*** Supplied data ***

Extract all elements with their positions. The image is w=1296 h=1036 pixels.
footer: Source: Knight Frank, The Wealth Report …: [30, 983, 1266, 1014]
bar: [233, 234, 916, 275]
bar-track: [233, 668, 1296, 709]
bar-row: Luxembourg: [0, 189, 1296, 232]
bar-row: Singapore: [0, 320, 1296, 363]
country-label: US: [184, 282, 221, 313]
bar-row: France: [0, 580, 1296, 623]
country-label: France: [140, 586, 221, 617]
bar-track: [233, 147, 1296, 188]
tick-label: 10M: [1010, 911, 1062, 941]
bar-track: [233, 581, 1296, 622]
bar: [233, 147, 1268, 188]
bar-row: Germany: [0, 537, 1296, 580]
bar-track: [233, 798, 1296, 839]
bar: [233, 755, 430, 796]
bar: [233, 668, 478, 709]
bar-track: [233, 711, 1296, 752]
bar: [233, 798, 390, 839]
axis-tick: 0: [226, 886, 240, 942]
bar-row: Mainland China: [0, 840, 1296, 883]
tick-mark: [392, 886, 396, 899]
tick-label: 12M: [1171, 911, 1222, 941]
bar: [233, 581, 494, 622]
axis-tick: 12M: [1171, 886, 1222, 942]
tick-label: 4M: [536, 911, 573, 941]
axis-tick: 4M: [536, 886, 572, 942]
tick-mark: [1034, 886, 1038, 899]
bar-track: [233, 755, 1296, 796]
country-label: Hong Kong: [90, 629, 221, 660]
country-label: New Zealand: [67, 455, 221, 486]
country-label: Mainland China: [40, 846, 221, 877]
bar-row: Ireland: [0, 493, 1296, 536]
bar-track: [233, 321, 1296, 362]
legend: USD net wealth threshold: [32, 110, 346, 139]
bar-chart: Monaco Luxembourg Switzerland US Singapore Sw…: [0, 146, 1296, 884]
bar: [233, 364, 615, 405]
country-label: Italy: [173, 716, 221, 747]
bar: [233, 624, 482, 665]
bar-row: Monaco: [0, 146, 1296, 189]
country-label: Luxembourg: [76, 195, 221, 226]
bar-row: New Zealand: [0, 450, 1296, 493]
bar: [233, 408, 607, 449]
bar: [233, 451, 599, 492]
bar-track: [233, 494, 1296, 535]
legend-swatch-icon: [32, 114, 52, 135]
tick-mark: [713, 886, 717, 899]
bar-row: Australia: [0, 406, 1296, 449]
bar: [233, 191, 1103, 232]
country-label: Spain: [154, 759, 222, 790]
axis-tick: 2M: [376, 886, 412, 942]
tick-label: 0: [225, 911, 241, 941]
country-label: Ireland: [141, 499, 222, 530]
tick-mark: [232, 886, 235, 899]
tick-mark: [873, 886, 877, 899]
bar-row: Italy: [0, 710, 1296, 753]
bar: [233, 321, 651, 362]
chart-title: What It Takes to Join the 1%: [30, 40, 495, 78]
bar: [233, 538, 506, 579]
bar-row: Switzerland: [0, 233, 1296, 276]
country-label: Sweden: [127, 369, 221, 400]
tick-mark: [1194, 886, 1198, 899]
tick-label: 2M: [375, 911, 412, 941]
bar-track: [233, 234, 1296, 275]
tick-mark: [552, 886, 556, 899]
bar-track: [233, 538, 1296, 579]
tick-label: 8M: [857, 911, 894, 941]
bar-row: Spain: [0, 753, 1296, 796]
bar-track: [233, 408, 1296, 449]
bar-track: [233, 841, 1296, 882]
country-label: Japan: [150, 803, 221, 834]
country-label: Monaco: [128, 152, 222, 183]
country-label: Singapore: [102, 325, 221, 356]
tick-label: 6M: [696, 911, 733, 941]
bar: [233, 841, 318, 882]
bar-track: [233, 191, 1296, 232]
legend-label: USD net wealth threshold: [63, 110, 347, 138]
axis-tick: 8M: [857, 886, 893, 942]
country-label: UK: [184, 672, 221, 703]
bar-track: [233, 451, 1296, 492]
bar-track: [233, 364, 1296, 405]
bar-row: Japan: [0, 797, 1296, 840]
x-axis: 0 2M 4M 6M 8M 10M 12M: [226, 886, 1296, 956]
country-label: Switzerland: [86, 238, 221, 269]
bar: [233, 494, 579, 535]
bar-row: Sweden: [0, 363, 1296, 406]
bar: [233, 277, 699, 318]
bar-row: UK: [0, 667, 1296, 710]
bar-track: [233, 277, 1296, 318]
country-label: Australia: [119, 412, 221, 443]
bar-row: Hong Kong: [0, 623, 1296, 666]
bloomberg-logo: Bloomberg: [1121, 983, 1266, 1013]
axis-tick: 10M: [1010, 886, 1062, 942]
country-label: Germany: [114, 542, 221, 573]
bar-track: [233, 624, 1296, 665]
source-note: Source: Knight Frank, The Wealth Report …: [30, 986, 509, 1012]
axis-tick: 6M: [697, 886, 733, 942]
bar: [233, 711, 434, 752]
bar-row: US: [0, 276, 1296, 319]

***

> **Problem requirements**: Reproduce all of the stored entries above verbatim, line for line, without changing any of them.

> **Written answer**:
Extract all elements with their positions. The image is w=1296 h=1036 pixels.
footer: Source: Knight Frank, The Wealth Report …: [30, 983, 1266, 1014]
bar: [233, 234, 916, 275]
bar-track: [233, 668, 1296, 709]
bar-row: Luxembourg: [0, 189, 1296, 232]
bar-row: Singapore: [0, 320, 1296, 363]
country-label: US: [184, 282, 221, 313]
bar-row: France: [0, 580, 1296, 623]
country-label: France: [140, 586, 221, 617]
bar-track: [233, 147, 1296, 188]
tick-label: 10M: [1010, 911, 1062, 941]
bar-track: [233, 581, 1296, 622]
bar: [233, 147, 1268, 188]
bar-row: Germany: [0, 537, 1296, 580]
bar-track: [233, 798, 1296, 839]
bar: [233, 755, 430, 796]
bar: [233, 668, 478, 709]
bar-track: [233, 711, 1296, 752]
bar: [233, 798, 390, 839]
axis-tick: 0: [226, 886, 240, 942]
bar-row: Mainland China: [0, 840, 1296, 883]
tick-mark: [392, 886, 396, 899]
tick-label: 12M: [1171, 911, 1222, 941]
bar: [233, 581, 494, 622]
axis-tick: 12M: [1171, 886, 1222, 942]
tick-label: 4M: [536, 911, 573, 941]
axis-tick: 4M: [536, 886, 572, 942]
tick-mark: [1034, 886, 1038, 899]
bar-track: [233, 755, 1296, 796]
country-label: Hong Kong: [90, 629, 221, 660]
country-label: New Zealand: [67, 455, 221, 486]
country-label: Mainland China: [40, 846, 221, 877]
bar-row: Ireland: [0, 493, 1296, 536]
bar-track: [233, 321, 1296, 362]
legend: USD net wealth threshold: [32, 110, 346, 139]
bar-chart: Monaco Luxembourg Switzerland US Singapore Sw…: [0, 146, 1296, 884]
bar: [233, 364, 615, 405]
country-label: Italy: [173, 716, 221, 747]
bar: [233, 624, 482, 665]
bar-row: Monaco: [0, 146, 1296, 189]
country-label: Luxembourg: [76, 195, 221, 226]
bar-row: New Zealand: [0, 450, 1296, 493]
bar: [233, 408, 607, 449]
bar: [233, 451, 599, 492]
bar-track: [233, 494, 1296, 535]
legend-swatch-icon: [32, 114, 52, 135]
tick-mark: [713, 886, 717, 899]
bar-row: Australia: [0, 406, 1296, 449]
bar: [233, 191, 1103, 232]
country-label: Spain: [154, 759, 222, 790]
axis-tick: 2M: [376, 886, 412, 942]
tick-label: 0: [225, 911, 241, 941]
country-label: Ireland: [141, 499, 222, 530]
tick-mark: [232, 886, 235, 899]
tick-mark: [873, 886, 877, 899]
bar-row: Italy: [0, 710, 1296, 753]
bar: [233, 321, 651, 362]
chart-title: What It Takes to Join the 1%: [30, 40, 495, 78]
bar: [233, 538, 506, 579]
bar-row: Switzerland: [0, 233, 1296, 276]
country-label: Sweden: [127, 369, 221, 400]
tick-mark: [1194, 886, 1198, 899]
tick-label: 2M: [375, 911, 412, 941]
bar-track: [233, 234, 1296, 275]
tick-mark: [552, 886, 556, 899]
bar-track: [233, 538, 1296, 579]
tick-label: 8M: [857, 911, 894, 941]
bar-row: Spain: [0, 753, 1296, 796]
bar-track: [233, 408, 1296, 449]
bar-track: [233, 841, 1296, 882]
country-label: Japan: [150, 803, 221, 834]
country-label: Monaco: [128, 152, 222, 183]
country-label: Singapore: [102, 325, 221, 356]
tick-label: 6M: [696, 911, 733, 941]
bar: [233, 841, 318, 882]
bar-track: [233, 191, 1296, 232]
legend-label: USD net wealth threshold: [63, 110, 347, 138]
axis-tick: 8M: [857, 886, 893, 942]
country-label: UK: [184, 672, 221, 703]
bar-track: [233, 451, 1296, 492]
bar-track: [233, 364, 1296, 405]
bar-row: Japan: [0, 797, 1296, 840]
x-axis: 0 2M 4M 6M 8M 10M 12M: [226, 886, 1296, 956]
country-label: Switzerland: [86, 238, 221, 269]
bar: [233, 494, 579, 535]
bar-row: Sweden: [0, 363, 1296, 406]
bar: [233, 277, 699, 318]
bar-row: UK: [0, 667, 1296, 710]
bar-track: [233, 277, 1296, 318]
country-label: Australia: [119, 412, 221, 443]
bar-row: Hong Kong: [0, 623, 1296, 666]
bloomberg-logo: Bloomberg: [1121, 983, 1266, 1013]
axis-tick: 10M: [1010, 886, 1062, 942]
country-label: Germany: [114, 542, 221, 573]
bar-track: [233, 624, 1296, 665]
source-note: Source: Knight Frank, The Wealth Report …: [30, 986, 509, 1012]
axis-tick: 6M: [697, 886, 733, 942]
bar: [233, 711, 434, 752]
bar-row: US: [0, 276, 1296, 319]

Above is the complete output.